(Task):
Beginning at the line that contains "Transcribe the text in this document.", reproduce every line to the end of the material without changing any of them.

[Collected data entries]
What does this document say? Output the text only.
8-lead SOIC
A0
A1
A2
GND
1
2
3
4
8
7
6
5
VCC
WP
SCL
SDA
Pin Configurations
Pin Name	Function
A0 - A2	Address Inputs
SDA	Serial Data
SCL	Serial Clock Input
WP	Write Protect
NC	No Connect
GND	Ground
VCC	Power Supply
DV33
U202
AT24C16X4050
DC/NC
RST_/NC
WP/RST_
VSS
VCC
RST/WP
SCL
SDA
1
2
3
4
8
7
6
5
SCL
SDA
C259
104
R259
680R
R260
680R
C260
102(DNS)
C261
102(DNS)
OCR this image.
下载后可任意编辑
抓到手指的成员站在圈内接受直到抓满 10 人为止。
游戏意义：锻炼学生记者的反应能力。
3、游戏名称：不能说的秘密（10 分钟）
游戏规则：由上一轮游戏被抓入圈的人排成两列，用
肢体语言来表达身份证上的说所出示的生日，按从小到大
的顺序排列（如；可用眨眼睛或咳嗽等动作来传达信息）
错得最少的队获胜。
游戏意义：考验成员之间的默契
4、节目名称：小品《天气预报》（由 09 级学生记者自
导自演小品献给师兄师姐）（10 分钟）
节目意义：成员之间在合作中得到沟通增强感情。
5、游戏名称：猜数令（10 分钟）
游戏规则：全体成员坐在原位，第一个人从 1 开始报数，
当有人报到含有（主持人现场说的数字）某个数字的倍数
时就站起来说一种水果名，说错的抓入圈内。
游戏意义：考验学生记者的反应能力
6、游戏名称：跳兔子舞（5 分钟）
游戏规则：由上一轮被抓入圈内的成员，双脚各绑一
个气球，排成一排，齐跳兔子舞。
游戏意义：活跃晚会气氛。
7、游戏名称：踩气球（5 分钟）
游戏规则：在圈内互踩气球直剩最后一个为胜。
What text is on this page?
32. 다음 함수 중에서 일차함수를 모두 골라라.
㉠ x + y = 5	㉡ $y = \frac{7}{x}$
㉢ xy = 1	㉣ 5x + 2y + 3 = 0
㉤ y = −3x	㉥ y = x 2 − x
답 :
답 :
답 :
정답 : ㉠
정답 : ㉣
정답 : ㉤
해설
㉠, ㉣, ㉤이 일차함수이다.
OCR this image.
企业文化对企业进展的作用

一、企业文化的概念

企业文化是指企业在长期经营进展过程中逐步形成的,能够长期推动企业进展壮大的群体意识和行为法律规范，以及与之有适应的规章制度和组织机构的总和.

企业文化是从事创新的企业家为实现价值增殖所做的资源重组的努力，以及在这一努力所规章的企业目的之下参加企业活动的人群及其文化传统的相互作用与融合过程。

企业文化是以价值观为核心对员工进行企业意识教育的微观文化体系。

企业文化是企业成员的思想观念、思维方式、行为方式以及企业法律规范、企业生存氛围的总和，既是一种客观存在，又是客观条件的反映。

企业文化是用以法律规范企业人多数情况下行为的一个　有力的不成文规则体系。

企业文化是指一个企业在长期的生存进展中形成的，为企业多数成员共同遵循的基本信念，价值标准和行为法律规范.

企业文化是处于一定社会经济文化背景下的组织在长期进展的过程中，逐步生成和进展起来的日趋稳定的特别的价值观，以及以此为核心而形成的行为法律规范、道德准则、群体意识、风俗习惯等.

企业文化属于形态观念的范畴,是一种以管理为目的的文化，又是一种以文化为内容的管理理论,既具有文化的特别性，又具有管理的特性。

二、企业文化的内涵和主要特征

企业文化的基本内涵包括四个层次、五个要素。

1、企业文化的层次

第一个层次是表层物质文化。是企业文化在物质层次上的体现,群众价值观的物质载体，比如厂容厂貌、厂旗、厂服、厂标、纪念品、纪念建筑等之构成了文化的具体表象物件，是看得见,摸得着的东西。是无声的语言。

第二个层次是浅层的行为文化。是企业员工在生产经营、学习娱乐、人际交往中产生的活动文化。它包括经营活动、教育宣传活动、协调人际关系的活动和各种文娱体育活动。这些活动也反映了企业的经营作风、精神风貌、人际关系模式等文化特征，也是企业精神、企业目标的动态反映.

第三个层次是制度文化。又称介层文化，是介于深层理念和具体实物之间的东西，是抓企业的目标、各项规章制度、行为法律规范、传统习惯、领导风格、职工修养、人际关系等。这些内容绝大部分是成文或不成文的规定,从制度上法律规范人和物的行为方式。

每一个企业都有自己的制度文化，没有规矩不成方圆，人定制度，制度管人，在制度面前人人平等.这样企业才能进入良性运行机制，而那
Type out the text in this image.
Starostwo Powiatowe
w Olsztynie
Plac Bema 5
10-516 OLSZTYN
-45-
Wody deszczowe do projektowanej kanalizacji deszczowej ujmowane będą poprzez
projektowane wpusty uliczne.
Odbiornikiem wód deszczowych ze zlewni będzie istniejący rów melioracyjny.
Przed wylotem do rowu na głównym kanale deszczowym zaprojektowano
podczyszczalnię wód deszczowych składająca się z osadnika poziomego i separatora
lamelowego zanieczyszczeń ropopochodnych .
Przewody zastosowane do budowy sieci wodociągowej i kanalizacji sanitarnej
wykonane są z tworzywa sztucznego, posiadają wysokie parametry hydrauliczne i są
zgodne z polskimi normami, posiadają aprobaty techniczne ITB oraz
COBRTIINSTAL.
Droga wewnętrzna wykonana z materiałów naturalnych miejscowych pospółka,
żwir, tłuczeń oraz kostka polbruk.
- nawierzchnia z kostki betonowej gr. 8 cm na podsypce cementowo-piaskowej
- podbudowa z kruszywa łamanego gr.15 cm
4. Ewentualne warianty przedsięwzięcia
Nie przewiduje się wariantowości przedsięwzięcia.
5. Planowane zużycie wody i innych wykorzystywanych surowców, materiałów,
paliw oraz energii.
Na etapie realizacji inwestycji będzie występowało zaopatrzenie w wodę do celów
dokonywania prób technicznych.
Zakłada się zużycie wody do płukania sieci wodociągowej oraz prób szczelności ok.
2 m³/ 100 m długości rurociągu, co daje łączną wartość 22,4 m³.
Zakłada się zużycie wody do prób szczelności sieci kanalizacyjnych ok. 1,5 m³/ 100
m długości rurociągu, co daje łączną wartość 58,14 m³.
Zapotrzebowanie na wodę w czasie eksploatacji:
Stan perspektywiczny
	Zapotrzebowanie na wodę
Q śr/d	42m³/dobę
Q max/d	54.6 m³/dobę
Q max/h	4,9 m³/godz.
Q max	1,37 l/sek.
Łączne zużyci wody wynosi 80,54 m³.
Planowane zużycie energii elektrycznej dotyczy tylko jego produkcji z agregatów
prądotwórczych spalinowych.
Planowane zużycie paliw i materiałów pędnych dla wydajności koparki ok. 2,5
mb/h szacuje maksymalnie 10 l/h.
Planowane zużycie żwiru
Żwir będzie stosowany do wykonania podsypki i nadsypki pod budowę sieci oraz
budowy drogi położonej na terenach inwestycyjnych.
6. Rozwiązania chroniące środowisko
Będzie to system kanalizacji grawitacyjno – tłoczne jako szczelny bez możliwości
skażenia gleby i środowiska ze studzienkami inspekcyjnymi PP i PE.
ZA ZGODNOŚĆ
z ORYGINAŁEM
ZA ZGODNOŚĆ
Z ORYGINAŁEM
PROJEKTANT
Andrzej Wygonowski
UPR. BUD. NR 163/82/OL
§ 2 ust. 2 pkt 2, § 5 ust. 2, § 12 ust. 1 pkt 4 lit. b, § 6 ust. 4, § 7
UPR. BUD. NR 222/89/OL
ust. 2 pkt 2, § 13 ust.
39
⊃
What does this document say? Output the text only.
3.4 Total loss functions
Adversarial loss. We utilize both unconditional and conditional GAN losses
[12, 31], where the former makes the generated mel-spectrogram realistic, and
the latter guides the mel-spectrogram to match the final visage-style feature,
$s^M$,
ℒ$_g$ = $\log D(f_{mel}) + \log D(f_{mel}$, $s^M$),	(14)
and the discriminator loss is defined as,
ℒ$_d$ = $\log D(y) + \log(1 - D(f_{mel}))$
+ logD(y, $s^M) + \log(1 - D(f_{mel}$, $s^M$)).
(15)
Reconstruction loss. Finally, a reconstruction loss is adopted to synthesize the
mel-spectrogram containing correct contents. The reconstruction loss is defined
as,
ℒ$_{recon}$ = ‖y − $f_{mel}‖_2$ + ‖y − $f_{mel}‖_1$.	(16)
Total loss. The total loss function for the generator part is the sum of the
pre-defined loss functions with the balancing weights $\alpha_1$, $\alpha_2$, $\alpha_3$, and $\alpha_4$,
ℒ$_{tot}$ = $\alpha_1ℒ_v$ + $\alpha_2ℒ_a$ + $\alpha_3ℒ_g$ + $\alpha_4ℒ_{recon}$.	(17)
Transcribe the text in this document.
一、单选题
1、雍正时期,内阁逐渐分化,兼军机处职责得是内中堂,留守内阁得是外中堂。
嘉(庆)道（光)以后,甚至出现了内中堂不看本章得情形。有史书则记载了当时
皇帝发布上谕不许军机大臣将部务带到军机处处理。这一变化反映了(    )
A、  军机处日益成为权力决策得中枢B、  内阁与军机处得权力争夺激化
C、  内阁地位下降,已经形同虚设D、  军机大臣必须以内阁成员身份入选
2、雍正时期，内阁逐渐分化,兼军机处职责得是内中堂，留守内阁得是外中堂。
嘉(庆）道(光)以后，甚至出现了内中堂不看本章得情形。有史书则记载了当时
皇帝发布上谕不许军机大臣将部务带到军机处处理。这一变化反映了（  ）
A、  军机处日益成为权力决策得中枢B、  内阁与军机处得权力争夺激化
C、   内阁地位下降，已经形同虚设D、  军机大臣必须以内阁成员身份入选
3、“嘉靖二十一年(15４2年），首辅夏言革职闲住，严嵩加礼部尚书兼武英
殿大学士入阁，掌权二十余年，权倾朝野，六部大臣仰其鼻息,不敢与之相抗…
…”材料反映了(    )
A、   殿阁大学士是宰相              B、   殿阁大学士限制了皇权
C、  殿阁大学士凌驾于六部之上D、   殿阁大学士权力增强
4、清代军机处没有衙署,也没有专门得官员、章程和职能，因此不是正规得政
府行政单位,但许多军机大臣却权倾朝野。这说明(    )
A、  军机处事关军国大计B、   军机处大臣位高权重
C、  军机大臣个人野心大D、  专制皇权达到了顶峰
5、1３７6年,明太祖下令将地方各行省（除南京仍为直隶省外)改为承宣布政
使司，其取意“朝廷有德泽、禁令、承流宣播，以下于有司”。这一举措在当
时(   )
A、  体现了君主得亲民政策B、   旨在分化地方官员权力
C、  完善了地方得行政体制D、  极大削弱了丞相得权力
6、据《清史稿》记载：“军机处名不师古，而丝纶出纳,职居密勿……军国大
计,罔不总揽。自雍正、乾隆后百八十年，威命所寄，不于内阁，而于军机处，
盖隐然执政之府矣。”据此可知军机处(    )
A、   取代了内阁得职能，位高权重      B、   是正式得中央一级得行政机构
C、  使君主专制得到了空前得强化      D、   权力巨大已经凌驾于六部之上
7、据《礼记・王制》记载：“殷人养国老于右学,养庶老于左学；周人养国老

(Problem solution):
Transcribe the text in this document.
一、单选题
1、雍正时期,内阁逐渐分化,兼军机处职责得是内中堂,留守内阁得是外中堂。
嘉(庆)道（光)以后,甚至出现了内中堂不看本章得情形。有史书则记载了当时
皇帝发布上谕不许军机大臣将部务带到军机处处理。这一变化反映了(    )
A、  军机处日益成为权力决策得中枢B、  内阁与军机处得权力争夺激化
C、  内阁地位下降,已经形同虚设D、  军机大臣必须以内阁成员身份入选
2、雍正时期，内阁逐渐分化,兼军机处职责得是内中堂，留守内阁得是外中堂。
嘉(庆）道(光)以后，甚至出现了内中堂不看本章得情形。有史书则记载了当时
皇帝发布上谕不许军机大臣将部务带到军机处处理。这一变化反映了（  ）
A、  军机处日益成为权力决策得中枢B、  内阁与军机处得权力争夺激化
C、   内阁地位下降，已经形同虚设D、  军机大臣必须以内阁成员身份入选
3、“嘉靖二十一年(15４2年），首辅夏言革职闲住，严嵩加礼部尚书兼武英
殿大学士入阁，掌权二十余年，权倾朝野，六部大臣仰其鼻息,不敢与之相抗…
…”材料反映了(    )
A、   殿阁大学士是宰相              B、   殿阁大学士限制了皇权
C、  殿阁大学士凌驾于六部之上D、   殿阁大学士权力增强
4、清代军机处没有衙署,也没有专门得官员、章程和职能，因此不是正规得政
府行政单位,但许多军机大臣却权倾朝野。这说明(    )
A、  军机处事关军国大计B、   军机处大臣位高权重
C、  军机大臣个人野心大D、  专制皇权达到了顶峰
5、1３７6年,明太祖下令将地方各行省（除南京仍为直隶省外)改为承宣布政
使司，其取意“朝廷有德泽、禁令、承流宣播，以下于有司”。这一举措在当
时(   )
A、  体现了君主得亲民政策B、   旨在分化地方官员权力
C、  完善了地方得行政体制D、  极大削弱了丞相得权力
6、据《清史稿》记载：“军机处名不师古，而丝纶出纳,职居密勿……军国大
计,罔不总揽。自雍正、乾隆后百八十年，威命所寄，不于内阁，而于军机处，
盖隐然执政之府矣。”据此可知军机处(    )
A、   取代了内阁得职能，位高权重      B、   是正式得中央一级得行政机构
C、  使君主专制得到了空前得强化      D、   权力巨大已经凌驾于六部之上
7、据《礼记・王制》记载：“殷人养国老于右学,养庶老于左学；周人养国老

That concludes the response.